Mereka memiliki cabang di seluruh dunia dan bersikeras bahwa tidak boleh ada acara pro-pemerintah yang diizinkan untuk berlangsung.

Selama setahun terakhir, Kanada, Jerman, Israel, Belanda, Swedia, Swiss, Inggris, dan AS semuanya telah menyaksikan bentrokan kekerasan di acara-acara ini.

Kedua kelompok saingan telah menggunakan batu, tongkat, dan dalam beberapa kasus pisau untuk saling menyerang.

Di Tel Aviv, ketegangan telah meningkat menjadi serangan saling membalas dan beberapa minggu lalu seorang aktivis Revolusi Biru tewas, meninggalkan empat anak dan seorang istri.

Pendukung pro-pemerintah dilaporkan sedang berjuang untuk hidupnya di rumah sakit setelah ia terluka parah pada hari yang sama.

Minggu lalu, polisi di London merilis foto warga Eritrea yang dicari karena keterlibatan mereka dalam serangan pada bulan Desember, ketika mereka menyerbu acara pro-pemerintah yang berlangsung di sebuah teater di Camberwell dan melukai beberapa petugas.

“Tingkat kekerasan yang digunakan terhadap petugas, yang berada di sana untuk menjaga keamanan publik dan melindungi orang-orang di teater, merupakan salah satu hal terburuk yang pernah saya lihat,” kata seorang detektif yang menyelidiki masalah tersebut.

“Sampai saat ini kami telah menangkap 44 orang karena beberapa pelanggaran terkait demonstrasi ini dan terus melakukan kemajuan, namun, masih ada beberapa tersangka yang butuh bantuan publik untuk diidentifikasi.”

Aksi Revolusi Biru memang memiliki dampak, karena otoritas Swiss menolak izin untuk perayaan hari nasional tahun ini.

Kedutaan Eritrea di Swiss mengatakan mereka kecewa, menuduh otoritas memberi jalan kepada “pelaku kekerasan”.

Kota Rijswijk di Belanda juga telah melarang pertemuan perayaan hari kemerdekaan.

Selesaikan soal berikut →
(1) Dalam teks tentang Revolusi Biru, otoritas negara mana yang menolak izin untuk perayaan hari nasional tahun ini?
(2) Tolong tuliskan kembali bagian teks tentang Revolusi Biru yang dibuka dengan kata-kata yang memuat "Pendukung pro-pemerintah dilaporkan" dan ditutup dengan "melukai beberapa petugas.".
(3) Lanjutkan teks tentang Revolusi Biru dari bagian terakhir yang ditampilkan.

Data hasil ekstraksi →

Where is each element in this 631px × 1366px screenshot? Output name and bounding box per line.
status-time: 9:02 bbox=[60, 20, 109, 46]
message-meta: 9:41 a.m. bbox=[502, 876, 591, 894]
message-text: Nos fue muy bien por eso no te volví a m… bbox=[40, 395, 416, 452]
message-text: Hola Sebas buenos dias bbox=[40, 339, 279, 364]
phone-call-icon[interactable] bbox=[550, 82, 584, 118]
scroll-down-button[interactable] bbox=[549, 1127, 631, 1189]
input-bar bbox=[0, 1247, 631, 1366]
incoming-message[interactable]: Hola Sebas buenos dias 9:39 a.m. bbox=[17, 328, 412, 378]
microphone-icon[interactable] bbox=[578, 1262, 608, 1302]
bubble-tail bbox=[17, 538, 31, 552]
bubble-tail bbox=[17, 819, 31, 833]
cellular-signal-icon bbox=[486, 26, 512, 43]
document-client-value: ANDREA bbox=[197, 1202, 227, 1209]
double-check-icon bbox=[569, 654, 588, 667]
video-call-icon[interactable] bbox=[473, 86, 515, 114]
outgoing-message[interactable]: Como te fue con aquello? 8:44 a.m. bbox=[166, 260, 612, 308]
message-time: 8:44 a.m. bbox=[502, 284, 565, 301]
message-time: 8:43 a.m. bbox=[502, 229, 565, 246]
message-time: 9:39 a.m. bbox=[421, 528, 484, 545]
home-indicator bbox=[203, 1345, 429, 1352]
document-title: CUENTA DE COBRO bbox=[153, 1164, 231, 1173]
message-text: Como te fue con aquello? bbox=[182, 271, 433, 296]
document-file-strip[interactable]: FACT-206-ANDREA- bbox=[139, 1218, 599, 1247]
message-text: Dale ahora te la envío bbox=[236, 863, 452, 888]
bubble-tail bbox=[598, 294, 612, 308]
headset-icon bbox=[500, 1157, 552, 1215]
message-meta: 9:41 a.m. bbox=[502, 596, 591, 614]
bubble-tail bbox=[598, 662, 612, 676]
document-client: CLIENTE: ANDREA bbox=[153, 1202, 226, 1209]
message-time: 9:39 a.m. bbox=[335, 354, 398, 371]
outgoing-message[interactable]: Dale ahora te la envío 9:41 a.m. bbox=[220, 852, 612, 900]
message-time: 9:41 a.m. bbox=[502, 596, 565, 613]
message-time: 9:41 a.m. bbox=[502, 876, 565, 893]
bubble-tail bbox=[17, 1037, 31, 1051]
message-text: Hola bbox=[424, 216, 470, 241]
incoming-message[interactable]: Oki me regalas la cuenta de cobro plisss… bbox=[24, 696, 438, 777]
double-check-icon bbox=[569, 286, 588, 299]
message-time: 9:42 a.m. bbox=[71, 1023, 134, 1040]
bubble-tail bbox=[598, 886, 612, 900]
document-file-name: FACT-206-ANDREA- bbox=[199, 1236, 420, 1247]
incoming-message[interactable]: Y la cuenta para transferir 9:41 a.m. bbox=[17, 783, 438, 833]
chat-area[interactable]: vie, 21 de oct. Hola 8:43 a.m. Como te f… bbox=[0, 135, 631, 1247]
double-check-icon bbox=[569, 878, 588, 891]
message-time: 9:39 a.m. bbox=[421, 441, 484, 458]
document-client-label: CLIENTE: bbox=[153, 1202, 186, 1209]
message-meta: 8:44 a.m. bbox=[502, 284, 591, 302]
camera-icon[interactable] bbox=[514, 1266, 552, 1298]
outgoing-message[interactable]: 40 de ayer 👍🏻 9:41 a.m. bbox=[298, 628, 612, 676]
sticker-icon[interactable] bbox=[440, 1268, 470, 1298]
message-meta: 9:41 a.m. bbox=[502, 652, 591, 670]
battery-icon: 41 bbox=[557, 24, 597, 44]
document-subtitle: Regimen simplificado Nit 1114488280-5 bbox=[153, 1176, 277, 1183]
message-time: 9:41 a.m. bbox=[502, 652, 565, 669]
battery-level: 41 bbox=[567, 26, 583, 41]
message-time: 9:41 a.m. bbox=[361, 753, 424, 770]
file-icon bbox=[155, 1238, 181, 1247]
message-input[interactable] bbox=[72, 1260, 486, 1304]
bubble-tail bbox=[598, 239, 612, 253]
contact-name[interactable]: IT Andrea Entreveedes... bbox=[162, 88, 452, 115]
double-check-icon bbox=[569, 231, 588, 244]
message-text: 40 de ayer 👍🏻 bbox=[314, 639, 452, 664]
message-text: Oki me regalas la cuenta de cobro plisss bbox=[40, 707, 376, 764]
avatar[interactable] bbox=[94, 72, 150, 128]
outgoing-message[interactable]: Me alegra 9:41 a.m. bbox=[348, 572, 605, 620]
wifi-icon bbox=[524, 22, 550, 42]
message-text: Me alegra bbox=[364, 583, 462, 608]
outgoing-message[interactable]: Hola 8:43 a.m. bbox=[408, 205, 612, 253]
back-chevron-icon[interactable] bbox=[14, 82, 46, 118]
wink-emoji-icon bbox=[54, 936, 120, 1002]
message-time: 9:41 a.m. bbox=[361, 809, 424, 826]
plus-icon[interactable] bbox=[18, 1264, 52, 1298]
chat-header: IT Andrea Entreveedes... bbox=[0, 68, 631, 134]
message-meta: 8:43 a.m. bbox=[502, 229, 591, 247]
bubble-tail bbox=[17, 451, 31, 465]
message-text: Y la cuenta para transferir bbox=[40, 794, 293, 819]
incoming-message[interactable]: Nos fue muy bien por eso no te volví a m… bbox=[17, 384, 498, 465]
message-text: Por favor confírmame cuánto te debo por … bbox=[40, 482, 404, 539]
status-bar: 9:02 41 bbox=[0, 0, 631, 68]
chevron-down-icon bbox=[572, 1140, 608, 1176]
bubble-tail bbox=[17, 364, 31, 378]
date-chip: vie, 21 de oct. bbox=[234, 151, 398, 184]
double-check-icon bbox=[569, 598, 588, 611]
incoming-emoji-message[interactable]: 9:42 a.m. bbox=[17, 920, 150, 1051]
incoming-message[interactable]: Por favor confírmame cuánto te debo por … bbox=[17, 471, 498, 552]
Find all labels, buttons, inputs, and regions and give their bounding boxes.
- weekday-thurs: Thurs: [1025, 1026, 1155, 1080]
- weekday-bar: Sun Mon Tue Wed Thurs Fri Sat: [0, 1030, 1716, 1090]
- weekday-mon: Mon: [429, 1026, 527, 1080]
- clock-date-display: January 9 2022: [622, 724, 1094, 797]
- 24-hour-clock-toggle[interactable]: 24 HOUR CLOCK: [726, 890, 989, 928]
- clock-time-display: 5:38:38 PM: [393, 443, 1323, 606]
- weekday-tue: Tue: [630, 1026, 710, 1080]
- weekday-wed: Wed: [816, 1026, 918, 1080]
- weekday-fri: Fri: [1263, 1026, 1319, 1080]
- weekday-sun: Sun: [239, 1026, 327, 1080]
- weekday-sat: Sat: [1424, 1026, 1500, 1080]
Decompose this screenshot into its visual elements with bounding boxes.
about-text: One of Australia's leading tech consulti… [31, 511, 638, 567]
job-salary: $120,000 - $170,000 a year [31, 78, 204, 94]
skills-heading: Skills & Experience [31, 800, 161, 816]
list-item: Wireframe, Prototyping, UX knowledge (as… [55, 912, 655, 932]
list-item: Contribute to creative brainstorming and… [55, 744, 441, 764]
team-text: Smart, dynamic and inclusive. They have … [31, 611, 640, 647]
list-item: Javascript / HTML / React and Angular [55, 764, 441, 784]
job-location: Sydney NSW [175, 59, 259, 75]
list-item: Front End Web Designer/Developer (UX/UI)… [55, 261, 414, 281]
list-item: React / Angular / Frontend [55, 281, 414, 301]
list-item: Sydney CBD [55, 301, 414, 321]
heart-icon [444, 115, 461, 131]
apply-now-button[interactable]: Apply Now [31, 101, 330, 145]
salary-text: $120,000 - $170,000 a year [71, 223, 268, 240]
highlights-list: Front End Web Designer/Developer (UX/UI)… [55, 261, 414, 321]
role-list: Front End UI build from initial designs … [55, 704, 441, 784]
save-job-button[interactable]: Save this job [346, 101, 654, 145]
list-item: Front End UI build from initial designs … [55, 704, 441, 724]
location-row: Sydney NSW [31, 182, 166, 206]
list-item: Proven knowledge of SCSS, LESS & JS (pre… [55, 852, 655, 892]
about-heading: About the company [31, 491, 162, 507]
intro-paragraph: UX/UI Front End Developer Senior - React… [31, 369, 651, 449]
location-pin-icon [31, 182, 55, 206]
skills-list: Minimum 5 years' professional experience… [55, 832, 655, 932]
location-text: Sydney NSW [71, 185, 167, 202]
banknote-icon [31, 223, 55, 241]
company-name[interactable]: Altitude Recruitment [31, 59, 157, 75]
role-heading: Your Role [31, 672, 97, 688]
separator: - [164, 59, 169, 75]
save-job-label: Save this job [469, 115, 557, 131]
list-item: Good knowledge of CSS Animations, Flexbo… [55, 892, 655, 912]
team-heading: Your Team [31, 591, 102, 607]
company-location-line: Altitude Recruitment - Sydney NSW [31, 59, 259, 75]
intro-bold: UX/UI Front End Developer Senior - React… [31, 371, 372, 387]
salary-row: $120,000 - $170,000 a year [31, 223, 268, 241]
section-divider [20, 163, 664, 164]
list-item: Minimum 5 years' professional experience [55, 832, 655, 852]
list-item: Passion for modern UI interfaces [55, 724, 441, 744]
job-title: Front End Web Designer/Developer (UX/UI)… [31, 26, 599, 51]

Jawaban latihan ini →
(1) Otoritas Swiss.

(2)
Pendukung pro-pemerintah dilaporkan sedang berjuang untuk hidupnya di rumah sakit setelah ia terluka parah pada hari yang sama.

Minggu lalu, polisi di London merilis foto warga Eritrea yang dicari karena keterlibatan mereka dalam serangan pada bulan Desember, ketika mereka menyerbu acara pro-pemerintah yang berlangsung di sebuah teater di Camberwell dan melukai beberapa petugas.

(3)
Mr. Robel mengakui bahwa pada awalnya beberapa acara mungkin telah berakhir kacau, namun mengatakan bahwa anggota Brigade Ni’hamedu juga telah menjadi sasaran.

“Pada awalnya, tidak ada kepemimpinan yang akan mengelola kejadian dan bertanggung jawab atas keamanan – akibatnya banyak anggota kami menjadi korban kekerasan,” ujarnya.

“Tetapi sekarang di semua negara, para pemimpin Brigade Ni’hamedu memberikan kesadaran tentang hukum protes.

“Dalam koordinasi dengan kekuatan penegak hukum, kami akan terus melanjutkan perlawanan kami.”

Hal ini terjadi karena dia menyadari bahwa bukan hanya teman sebayanya yang telah menjadi radikal.

Generasi Eritrea yang lahir di diaspora, yang keluarganya lebih condong kepada pemerintah, juga telah dimobilisasi.

PFDJ berkuasa telah mendirikan sayap pemuda untuk diaspora, yang dijelaskan oleh salah satu pejabatnya sebagai kelompok “militan”.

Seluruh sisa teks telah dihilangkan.